+++ Texto de origem
Empresário diz ser dono dos R$ 51 milhões achados em ‘bunker’ de Geddel

O empresário também enviou e-mails ao advogado para declarar a posse dos valores apreendidos na Graça em 5 de setembro do ano passado, durante a Operação Tesouro Perdido, um dos desdobramentos da Lava Jato.

Foto: Reprodução

Um empresário da Bahia reclamou a propriedade dos R$ 51 milhões encontrados pela Polícia Federal (PF) no apartamento que ficou conhecido como o “bunker” do ex-ministro Geddel Vieira Lima em Salvador.

Desde o último dia 8, quando o Supremo Tribunal Federal manteve a prisão de Geddel e o tornou réu por lavagem de dinheiro e associação criminosa, um homem que se identifica como Carmerino de Souza realizou ligações diárias para o escritório do advogado de Geddel, o criminalista baiano Gamil Föppel, alegando ser o verdadeiro dono do dinheiro.
++++++
Atividades propostas
(1) Reescreva em forma de lista o parágrafo da reportagem que começa com "Desde o último dia 8". Conserve os fatos principais.
(2) Reescreva todo o trecho da reportagem desde "Um empresário da" até "dono do dinheiro.", trocando "ligações diárias" por "telefonemas diários".
(3) Dê continuidade à reportagem sobre os R$ 51 milhões do "bunker" de Geddel a partir do ponto em que ela termina.
+++ Material fornecido
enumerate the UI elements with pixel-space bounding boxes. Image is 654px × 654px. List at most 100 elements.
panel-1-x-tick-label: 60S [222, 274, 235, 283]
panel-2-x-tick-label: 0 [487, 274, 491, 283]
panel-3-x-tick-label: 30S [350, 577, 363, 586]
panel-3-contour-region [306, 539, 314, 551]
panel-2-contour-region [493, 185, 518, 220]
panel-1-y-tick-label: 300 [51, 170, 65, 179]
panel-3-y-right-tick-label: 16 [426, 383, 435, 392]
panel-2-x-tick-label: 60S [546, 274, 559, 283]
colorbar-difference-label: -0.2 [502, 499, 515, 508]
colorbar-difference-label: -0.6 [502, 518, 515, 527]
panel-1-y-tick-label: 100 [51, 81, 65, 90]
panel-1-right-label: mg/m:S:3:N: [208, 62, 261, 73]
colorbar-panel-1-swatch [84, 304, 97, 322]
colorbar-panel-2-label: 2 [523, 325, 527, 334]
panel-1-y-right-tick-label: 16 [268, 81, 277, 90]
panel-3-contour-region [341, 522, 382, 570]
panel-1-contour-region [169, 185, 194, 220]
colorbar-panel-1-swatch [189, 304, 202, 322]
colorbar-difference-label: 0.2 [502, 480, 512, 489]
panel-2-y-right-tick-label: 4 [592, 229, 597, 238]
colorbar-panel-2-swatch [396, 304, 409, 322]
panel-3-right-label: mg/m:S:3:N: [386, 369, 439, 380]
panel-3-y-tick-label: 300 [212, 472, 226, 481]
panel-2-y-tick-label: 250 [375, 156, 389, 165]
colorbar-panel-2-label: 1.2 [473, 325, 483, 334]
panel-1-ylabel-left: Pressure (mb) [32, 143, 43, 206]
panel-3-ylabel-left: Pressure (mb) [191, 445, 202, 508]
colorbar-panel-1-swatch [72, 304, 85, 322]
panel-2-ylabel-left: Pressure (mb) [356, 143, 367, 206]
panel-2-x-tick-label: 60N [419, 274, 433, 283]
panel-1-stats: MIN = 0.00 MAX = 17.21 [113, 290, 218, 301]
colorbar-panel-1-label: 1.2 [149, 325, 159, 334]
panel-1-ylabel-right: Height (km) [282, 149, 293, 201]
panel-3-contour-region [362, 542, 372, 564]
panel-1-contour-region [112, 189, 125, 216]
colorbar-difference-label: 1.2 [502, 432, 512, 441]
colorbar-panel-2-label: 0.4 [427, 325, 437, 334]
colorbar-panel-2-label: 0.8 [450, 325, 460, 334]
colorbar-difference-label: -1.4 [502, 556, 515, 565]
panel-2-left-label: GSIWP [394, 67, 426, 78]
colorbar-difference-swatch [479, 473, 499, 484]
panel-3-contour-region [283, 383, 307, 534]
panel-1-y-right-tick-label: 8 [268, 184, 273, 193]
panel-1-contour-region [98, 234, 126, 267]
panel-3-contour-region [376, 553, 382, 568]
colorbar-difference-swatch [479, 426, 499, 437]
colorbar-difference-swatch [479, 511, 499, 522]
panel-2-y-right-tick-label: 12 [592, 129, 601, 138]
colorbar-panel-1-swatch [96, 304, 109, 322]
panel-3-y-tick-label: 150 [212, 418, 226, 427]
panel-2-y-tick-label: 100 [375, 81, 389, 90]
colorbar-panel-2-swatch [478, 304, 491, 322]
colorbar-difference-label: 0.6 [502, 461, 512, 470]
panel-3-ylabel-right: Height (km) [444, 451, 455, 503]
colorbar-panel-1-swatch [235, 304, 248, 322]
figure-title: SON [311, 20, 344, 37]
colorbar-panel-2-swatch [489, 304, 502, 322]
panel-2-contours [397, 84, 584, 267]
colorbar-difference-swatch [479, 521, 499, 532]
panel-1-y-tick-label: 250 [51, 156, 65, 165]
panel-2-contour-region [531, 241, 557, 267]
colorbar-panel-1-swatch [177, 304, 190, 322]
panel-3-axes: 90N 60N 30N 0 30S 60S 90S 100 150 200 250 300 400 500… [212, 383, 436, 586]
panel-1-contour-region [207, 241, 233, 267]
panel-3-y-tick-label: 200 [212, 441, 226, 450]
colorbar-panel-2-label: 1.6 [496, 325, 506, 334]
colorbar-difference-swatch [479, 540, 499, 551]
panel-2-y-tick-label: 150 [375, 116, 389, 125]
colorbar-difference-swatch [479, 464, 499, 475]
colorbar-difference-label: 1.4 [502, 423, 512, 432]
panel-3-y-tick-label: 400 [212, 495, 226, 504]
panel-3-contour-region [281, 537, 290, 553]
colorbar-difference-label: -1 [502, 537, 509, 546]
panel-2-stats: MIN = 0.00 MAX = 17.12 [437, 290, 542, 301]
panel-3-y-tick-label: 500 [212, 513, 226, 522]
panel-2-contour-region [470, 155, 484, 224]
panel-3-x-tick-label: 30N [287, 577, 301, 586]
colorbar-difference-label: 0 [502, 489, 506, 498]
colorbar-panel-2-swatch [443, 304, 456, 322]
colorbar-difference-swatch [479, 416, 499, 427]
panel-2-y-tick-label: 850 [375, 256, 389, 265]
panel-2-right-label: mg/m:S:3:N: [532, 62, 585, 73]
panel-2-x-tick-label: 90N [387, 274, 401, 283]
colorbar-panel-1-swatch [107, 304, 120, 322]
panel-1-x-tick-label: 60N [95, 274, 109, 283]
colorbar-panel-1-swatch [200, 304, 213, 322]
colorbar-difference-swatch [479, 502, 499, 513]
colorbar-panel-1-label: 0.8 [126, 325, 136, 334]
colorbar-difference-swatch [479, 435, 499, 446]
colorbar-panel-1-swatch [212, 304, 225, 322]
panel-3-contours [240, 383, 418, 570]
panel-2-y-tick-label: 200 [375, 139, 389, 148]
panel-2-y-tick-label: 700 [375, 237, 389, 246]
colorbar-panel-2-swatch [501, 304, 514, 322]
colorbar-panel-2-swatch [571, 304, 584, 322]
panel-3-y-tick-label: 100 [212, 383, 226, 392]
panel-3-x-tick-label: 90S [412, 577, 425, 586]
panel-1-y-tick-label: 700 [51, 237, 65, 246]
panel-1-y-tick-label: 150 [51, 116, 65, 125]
++++++
Respostas por tarefa
(1)
- Desde o dia 8, o Supremo Tribunal Federal manteve a prisão de Geddel e o tornou réu por lavagem de dinheiro e associação criminosa.
- Desde então, um homem que se identifica como Carmerino de Souza liga todos os dias para o escritório do criminalista baiano Gamil Föppel, advogado de Geddel.
- Nas ligações, ele alega ser o verdadeiro dono do dinheiro.

(2)
Um empresário da Bahia reclamou a propriedade dos R$ 51 milhões encontrados pela Polícia Federal (PF) no apartamento que ficou conhecido como o “bunker” do ex-ministro Geddel Vieira Lima em Salvador.

Desde o último dia 8, quando o Supremo Tribunal Federal manteve a prisão de Geddel e o tornou réu por lavagem de dinheiro e associação criminosa, um homem que se identifica como Carmerino de Souza realizou telefonemas diários para o escritório do advogado de Geddel, o criminalista baiano Gamil Föppel, alegando ser o verdadeiro dono do dinheiro.

(3)
O empresário também enviou e-mails ao advogado para declarar a posse dos valores apreendidos na Graça em 5 de setembro do ano passado, durante a Operação Tesouro Perdido, um dos desdobramentos da Lava Jato.

Nos contatos com o advogado de Geddel Vieira Lima, o homem que diz ser dono do dinheiro achado no bunker se identifica como Carmerino Conceição de Souza. De acordo com buscas no cadastro de pessoas jurídicas da Receita, ele é sócio em 18 empresas  - dez na Bahia, seis no Distrito Federal e duas em Goiás. Todas são ligadas ao Grupo Polocal, que atua nos segmentos de veículos usados, tecidos e intermediação de mão de obra, com sede em Camaçari. Procurado, Gamil Föppel disse que não iria comentar o caso.